### PROVIDED DATA
────────
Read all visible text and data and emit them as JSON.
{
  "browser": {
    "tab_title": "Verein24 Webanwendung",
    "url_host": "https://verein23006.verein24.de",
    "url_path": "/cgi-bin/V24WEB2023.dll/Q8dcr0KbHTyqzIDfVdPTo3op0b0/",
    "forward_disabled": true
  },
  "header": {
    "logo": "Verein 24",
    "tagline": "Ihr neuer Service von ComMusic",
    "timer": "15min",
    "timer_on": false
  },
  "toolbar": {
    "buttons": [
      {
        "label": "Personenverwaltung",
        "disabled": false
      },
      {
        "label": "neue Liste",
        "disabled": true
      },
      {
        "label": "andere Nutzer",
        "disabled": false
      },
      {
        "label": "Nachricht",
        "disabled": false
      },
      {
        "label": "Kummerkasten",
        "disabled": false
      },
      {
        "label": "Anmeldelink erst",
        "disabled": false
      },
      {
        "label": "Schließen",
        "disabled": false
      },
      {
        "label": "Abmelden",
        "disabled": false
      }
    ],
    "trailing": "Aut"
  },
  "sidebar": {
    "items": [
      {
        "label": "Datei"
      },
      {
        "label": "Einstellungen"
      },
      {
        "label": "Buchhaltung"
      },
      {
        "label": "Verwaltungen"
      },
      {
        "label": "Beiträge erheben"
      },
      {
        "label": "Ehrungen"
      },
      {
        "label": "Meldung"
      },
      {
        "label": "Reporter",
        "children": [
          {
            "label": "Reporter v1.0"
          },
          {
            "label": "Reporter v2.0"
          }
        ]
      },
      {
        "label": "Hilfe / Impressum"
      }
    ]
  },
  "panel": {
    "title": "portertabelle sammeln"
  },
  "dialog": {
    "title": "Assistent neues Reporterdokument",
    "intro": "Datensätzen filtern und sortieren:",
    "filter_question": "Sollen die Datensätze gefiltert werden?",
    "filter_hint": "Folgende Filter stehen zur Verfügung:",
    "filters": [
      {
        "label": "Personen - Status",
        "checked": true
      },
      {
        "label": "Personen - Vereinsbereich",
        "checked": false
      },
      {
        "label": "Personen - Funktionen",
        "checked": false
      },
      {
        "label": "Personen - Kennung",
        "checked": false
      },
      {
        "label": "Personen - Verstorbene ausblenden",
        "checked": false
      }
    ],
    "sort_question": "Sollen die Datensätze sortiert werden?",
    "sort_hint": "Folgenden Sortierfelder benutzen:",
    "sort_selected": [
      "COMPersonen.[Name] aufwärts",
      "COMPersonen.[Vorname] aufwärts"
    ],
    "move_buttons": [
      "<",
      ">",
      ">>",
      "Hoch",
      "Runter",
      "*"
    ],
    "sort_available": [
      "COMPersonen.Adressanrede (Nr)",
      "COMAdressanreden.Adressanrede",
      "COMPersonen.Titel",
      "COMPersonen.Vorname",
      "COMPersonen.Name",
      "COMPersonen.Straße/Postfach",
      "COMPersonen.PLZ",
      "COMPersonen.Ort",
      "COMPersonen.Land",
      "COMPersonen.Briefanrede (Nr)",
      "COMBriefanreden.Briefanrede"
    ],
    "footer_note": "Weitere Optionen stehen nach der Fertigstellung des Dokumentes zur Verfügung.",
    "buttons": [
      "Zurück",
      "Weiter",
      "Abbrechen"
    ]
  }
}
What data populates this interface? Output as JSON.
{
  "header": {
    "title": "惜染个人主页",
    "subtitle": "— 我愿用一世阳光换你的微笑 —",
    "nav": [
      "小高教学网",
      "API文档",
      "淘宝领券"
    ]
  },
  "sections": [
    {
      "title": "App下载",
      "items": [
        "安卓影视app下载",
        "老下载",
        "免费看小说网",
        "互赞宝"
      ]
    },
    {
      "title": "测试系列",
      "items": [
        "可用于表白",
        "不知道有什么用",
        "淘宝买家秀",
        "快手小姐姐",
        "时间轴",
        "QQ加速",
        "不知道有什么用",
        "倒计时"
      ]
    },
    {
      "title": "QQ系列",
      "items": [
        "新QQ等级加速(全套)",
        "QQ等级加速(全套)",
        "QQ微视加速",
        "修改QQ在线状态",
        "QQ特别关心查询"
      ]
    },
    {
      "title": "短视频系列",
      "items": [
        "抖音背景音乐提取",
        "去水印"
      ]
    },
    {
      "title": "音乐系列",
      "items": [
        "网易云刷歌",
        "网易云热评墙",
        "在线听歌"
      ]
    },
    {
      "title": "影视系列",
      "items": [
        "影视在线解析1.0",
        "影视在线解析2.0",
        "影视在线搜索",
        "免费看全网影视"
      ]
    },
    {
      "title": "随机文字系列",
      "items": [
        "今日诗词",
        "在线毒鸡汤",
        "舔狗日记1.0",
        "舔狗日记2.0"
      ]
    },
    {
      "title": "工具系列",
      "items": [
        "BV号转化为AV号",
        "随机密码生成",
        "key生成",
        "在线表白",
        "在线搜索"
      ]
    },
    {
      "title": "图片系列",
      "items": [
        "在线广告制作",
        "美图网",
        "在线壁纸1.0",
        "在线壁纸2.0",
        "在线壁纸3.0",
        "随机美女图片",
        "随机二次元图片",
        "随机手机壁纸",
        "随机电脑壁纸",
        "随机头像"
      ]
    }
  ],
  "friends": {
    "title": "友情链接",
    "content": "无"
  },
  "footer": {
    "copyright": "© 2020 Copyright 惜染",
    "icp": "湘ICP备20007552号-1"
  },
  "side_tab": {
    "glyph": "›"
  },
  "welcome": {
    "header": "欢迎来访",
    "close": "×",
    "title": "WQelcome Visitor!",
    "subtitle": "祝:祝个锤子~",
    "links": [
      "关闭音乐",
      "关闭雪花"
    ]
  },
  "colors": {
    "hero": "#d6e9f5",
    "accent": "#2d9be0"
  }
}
────────
### DIRECTIONS FOR THIS TASK
All of the material above needs to be copied exactly.

### FINAL RESULT
Read all visible text and data and emit them as JSON.
{
  "browser": {
    "tab_title": "Verein24 Webanwendung",
    "url_host": "https://verein23006.verein24.de",
    "url_path": "/cgi-bin/V24WEB2023.dll/Q8dcr0KbHTyqzIDfVdPTo3op0b0/",
    "forward_disabled": true
  },
  "header": {
    "logo": "Verein 24",
    "tagline": "Ihr neuer Service von ComMusic",
    "timer": "15min",
    "timer_on": false
  },
  "toolbar": {
    "buttons": [
      {
        "label": "Personenverwaltung",
        "disabled": false
      },
      {
        "label": "neue Liste",
        "disabled": true
      },
      {
        "label": "andere Nutzer",
        "disabled": false
      },
      {
        "label": "Nachricht",
        "disabled": false
      },
      {
        "label": "Kummerkasten",
        "disabled": false
      },
      {
        "label": "Anmeldelink erst",
        "disabled": false
      },
      {
        "label": "Schließen",
        "disabled": false
      },
      {
        "label": "Abmelden",
        "disabled": false
      }
    ],
    "trailing": "Aut"
  },
  "sidebar": {
    "items": [
      {
        "label": "Datei"
      },
      {
        "label": "Einstellungen"
      },
      {
        "label": "Buchhaltung"
      },
      {
        "label": "Verwaltungen"
      },
      {
        "label": "Beiträge erheben"
      },
      {
        "label": "Ehrungen"
      },
      {
        "label": "Meldung"
      },
      {
        "label": "Reporter",
        "children": [
          {
            "label": "Reporter v1.0"
          },
          {
            "label": "Reporter v2.0"
          }
        ]
      },
      {
        "label": "Hilfe / Impressum"
      }
    ]
  },
  "panel": {
    "title": "portertabelle sammeln"
  },
  "dialog": {
    "title": "Assistent neues Reporterdokument",
    "intro": "Datensätzen filtern und sortieren:",
    "filter_question": "Sollen die Datensätze gefiltert werden?",
    "filter_hint": "Folgende Filter stehen zur Verfügung:",
    "filters": [
      {
        "label": "Personen - Status",
        "checked": true
      },
      {
        "label": "Personen - Vereinsbereich",
        "checked": false
      },
      {
        "label": "Personen - Funktionen",
        "checked": false
      },
      {
        "label": "Personen - Kennung",
        "checked": false
      },
      {
        "label": "Personen - Verstorbene ausblenden",
        "checked": false
      }
    ],
    "sort_question": "Sollen die Datensätze sortiert werden?",
    "sort_hint": "Folgenden Sortierfelder benutzen:",
    "sort_selected": [
      "COMPersonen.[Name] aufwärts",
      "COMPersonen.[Vorname] aufwärts"
    ],
    "move_buttons": [
      "<",
      ">",
      ">>",
      "Hoch",
      "Runter",
      "*"
    ],
    "sort_available": [
      "COMPersonen.Adressanrede (Nr)",
      "COMAdressanreden.Adressanrede",
      "COMPersonen.Titel",
      "COMPersonen.Vorname",
      "COMPersonen.Name",
      "COMPersonen.Straße/Postfach",
      "COMPersonen.PLZ",
      "COMPersonen.Ort",
      "COMPersonen.Land",
      "COMPersonen.Briefanrede (Nr)",
      "COMBriefanreden.Briefanrede"
    ],
    "footer_note": "Weitere Optionen stehen nach der Fertigstellung des Dokumentes zur Verfügung.",
    "buttons": [
      "Zurück",
      "Weiter",
      "Abbrechen"
    ]
  }
}
What data populates this interface? Output as JSON.
{
  "header": {
    "title": "惜染个人主页",
    "subtitle": "— 我愿用一世阳光换你的微笑 —",
    "nav": [
      "小高教学网",
      "API文档",
      "淘宝领券"
    ]
  },
  "sections": [
    {
      "title": "App下载",
      "items": [
        "安卓影视app下载",
        "老下载",
        "免费看小说网",
        "互赞宝"
      ]
    },
    {
      "title": "测试系列",
      "items": [
        "可用于表白",
        "不知道有什么用",
        "淘宝买家秀",
        "快手小姐姐",
        "时间轴",
        "QQ加速",
        "不知道有什么用",
        "倒计时"
      ]
    },
    {
      "title": "QQ系列",
      "items": [
        "新QQ等级加速(全套)",
        "QQ等级加速(全套)",
        "QQ微视加速",
        "修改QQ在线状态",
        "QQ特别关心查询"
      ]
    },
    {
      "title": "短视频系列",
      "items": [
        "抖音背景音乐提取",
        "去水印"
      ]
    },
    {
      "title": "音乐系列",
      "items": [
        "网易云刷歌",
        "网易云热评墙",
        "在线听歌"
      ]
    },
    {
      "title": "影视系列",
      "items": [
        "影视在线解析1.0",
        "影视在线解析2.0",
        "影视在线搜索",
        "免费看全网影视"
      ]
    },
    {
      "title": "随机文字系列",
      "items": [
        "今日诗词",
        "在线毒鸡汤",
        "舔狗日记1.0",
        "舔狗日记2.0"
      ]
    },
    {
      "title": "工具系列",
      "items": [
        "BV号转化为AV号",
        "随机密码生成",
        "key生成",
        "在线表白",
        "在线搜索"
      ]
    },
    {
      "title": "图片系列",
      "items": [
        "在线广告制作",
        "美图网",
        "在线壁纸1.0",
        "在线壁纸2.0",
        "在线壁纸3.0",
        "随机美女图片",
        "随机二次元图片",
        "随机手机壁纸",
        "随机电脑壁纸",
        "随机头像"
      ]
    }
  ],
  "friends": {
    "title": "友情链接",
    "content": "无"
  },
  "footer": {
    "copyright": "© 2020 Copyright 惜染",
    "icp": "湘ICP备20007552号-1"
  },
  "side_tab": {
    "glyph": "›"
  },
  "welcome": {
    "header": "欢迎来访",
    "close": "×",
    "title": "WQelcome Visitor!",
    "subtitle": "祝:祝个锤子~",
    "links": [
      "关闭音乐",
      "关闭雪花"
    ]
  },
  "colors": {
    "hero": "#d6e9f5",
    "accent": "#2d9be0"
  }
}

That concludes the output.